What you will do => Look for the word "label" in the entries below, then copy every line that has it.
· · ·
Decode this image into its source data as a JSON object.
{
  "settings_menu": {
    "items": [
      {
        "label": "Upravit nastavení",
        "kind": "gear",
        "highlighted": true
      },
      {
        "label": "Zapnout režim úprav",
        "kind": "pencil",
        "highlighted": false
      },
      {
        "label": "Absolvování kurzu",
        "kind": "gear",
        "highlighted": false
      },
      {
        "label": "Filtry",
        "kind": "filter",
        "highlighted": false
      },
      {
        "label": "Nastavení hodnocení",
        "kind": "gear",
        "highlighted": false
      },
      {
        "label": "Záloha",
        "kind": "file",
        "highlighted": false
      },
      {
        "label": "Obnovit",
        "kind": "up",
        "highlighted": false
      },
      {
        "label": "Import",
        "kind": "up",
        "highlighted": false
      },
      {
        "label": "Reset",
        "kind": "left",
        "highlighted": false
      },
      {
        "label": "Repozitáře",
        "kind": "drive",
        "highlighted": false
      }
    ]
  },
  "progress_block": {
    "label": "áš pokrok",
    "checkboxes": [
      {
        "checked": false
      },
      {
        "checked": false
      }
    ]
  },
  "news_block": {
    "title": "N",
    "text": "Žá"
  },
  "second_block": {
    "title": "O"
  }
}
· · ·
Response for this exercise =>
        "label": "Upravit nastavení",
        "label": "Zapnout režim úprav",
        "label": "Absolvování kurzu",
        "label": "Filtry",
        "label": "Nastavení hodnocení",
        "label": "Záloha",
        "label": "Obnovit",
        "label": "Import",
        "label": "Reset",
        "label": "Repozitáře",
    "label": "áš pokrok",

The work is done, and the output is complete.